Scan the data below for the string "vaikutus". Copy every line where it appears.

• _MATERIAL_
====================

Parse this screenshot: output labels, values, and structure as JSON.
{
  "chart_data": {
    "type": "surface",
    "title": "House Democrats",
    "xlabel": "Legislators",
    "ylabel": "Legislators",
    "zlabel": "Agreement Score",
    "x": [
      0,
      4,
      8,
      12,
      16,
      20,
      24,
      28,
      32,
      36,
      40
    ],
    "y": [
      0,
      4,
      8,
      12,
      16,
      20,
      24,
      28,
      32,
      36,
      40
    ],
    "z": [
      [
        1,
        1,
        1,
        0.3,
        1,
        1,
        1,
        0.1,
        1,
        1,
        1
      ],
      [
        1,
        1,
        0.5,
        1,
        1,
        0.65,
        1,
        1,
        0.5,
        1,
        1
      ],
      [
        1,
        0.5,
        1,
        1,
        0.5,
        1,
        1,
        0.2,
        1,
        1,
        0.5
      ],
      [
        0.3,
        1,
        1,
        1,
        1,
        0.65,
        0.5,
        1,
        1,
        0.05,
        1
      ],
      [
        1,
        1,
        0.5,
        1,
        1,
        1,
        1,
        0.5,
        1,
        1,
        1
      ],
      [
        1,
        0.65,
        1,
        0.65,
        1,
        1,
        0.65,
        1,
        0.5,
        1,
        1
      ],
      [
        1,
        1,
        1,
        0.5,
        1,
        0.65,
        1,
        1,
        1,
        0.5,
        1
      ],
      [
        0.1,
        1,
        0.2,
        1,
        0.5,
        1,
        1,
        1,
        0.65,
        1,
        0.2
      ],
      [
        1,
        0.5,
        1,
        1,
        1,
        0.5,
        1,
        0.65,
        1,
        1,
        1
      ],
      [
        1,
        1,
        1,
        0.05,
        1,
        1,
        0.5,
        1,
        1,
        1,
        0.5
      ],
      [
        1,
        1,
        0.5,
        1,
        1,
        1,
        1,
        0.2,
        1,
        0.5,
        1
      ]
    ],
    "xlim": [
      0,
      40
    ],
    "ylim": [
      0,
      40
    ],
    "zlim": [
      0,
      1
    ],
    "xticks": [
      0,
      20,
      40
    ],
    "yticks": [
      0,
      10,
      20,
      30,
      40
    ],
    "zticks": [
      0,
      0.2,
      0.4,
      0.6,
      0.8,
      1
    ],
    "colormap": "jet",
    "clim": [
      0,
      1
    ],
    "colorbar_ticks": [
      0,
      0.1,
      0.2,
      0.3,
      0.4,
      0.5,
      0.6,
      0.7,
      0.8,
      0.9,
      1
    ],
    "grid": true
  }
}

====================

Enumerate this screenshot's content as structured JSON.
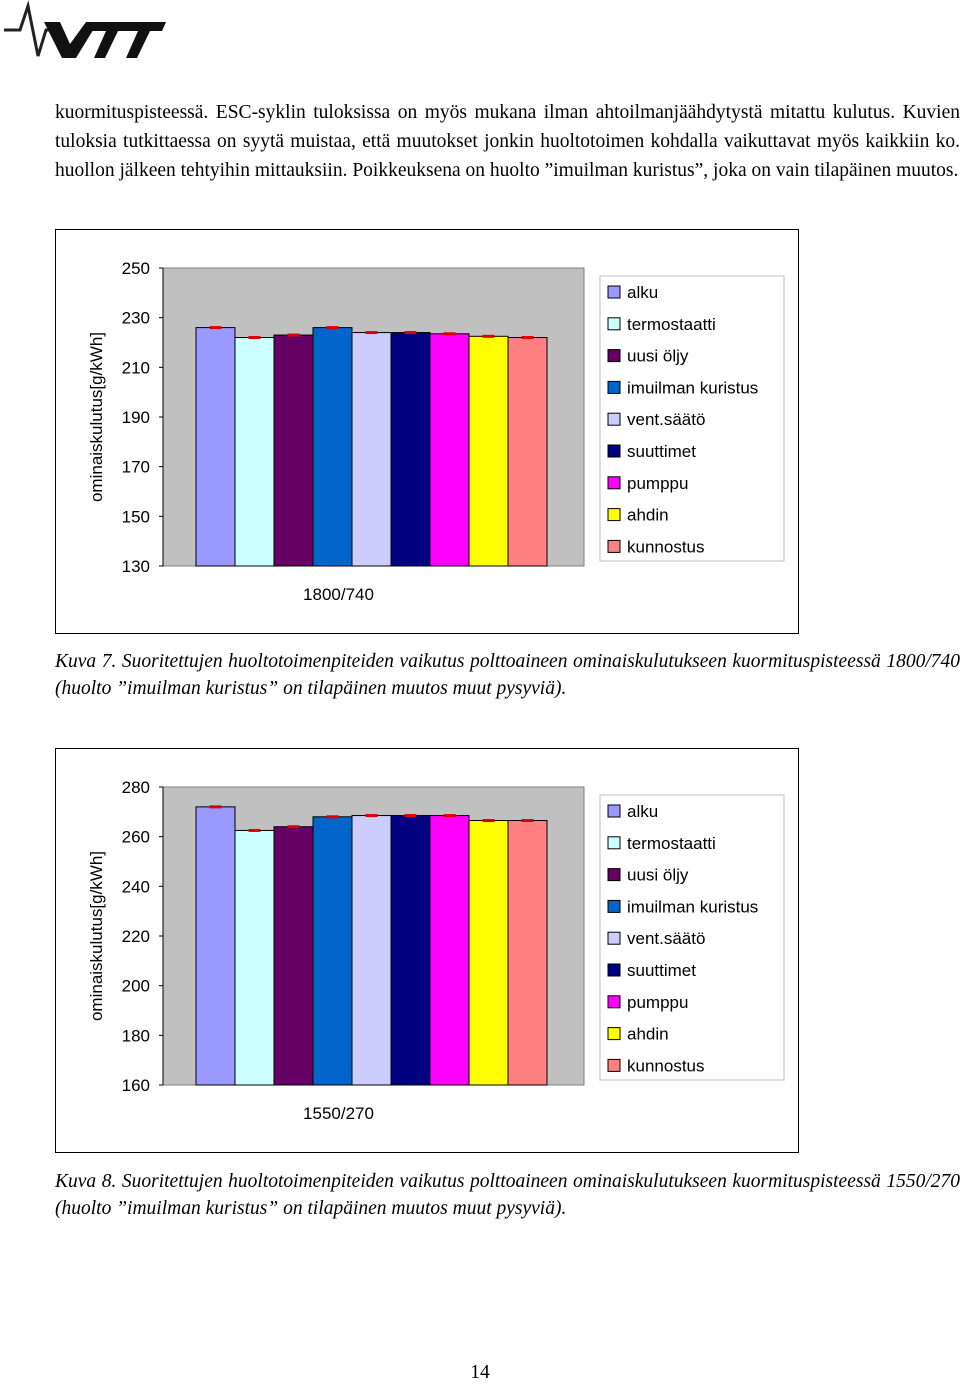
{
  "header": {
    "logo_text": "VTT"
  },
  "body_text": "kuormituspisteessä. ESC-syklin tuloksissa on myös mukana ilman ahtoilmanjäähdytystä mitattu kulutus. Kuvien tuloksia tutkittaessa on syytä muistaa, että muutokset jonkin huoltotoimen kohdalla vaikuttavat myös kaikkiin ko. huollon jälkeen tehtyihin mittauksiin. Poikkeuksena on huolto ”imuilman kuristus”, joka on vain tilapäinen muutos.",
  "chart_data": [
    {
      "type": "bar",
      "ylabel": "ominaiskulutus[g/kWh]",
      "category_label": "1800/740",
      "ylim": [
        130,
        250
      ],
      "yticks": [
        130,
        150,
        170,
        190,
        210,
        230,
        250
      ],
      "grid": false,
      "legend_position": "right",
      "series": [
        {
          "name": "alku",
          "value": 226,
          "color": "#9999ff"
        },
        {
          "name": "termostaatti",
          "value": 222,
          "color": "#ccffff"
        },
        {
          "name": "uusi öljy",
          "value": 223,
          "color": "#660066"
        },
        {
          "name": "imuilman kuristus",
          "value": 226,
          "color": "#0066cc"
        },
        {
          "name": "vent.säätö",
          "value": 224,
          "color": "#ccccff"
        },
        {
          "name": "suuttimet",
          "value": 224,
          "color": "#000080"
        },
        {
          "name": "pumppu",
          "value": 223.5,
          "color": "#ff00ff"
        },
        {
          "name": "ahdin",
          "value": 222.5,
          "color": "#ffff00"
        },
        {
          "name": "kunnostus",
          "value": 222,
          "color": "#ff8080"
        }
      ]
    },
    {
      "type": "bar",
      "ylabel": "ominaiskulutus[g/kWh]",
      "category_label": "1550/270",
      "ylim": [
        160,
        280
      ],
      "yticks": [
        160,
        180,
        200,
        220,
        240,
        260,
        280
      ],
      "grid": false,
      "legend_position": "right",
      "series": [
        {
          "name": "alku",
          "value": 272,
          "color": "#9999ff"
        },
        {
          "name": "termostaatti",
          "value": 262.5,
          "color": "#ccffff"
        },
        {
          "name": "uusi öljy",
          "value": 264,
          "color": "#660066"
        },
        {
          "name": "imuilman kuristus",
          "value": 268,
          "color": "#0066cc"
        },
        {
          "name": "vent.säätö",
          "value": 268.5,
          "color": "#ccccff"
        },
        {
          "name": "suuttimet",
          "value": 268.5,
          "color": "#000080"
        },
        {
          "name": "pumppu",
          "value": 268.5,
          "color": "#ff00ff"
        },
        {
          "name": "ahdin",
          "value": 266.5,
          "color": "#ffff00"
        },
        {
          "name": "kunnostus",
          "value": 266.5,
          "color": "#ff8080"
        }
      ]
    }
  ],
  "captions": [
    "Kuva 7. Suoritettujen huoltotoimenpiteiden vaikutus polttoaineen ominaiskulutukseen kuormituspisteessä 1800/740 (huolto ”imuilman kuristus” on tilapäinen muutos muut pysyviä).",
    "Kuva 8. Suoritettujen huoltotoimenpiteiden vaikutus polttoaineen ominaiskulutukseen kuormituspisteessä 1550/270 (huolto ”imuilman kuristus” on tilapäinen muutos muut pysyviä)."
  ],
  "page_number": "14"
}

====================

• _REPLY TO THE TASK_
    "Kuva 7. Suoritettujen huoltotoimenpiteiden vaikutus polttoaineen ominaiskulutukseen kuormituspisteessä 1800/740 (huolto ”imuilman kuristus” on tilapäinen muutos muut pysyviä).",
    "Kuva 8. Suoritettujen huoltotoimenpiteiden vaikutus polttoaineen ominaiskulutukseen kuormituspisteessä 1550/270 (huolto ”imuilman kuristus” on tilapäinen muutos muut pysyviä)."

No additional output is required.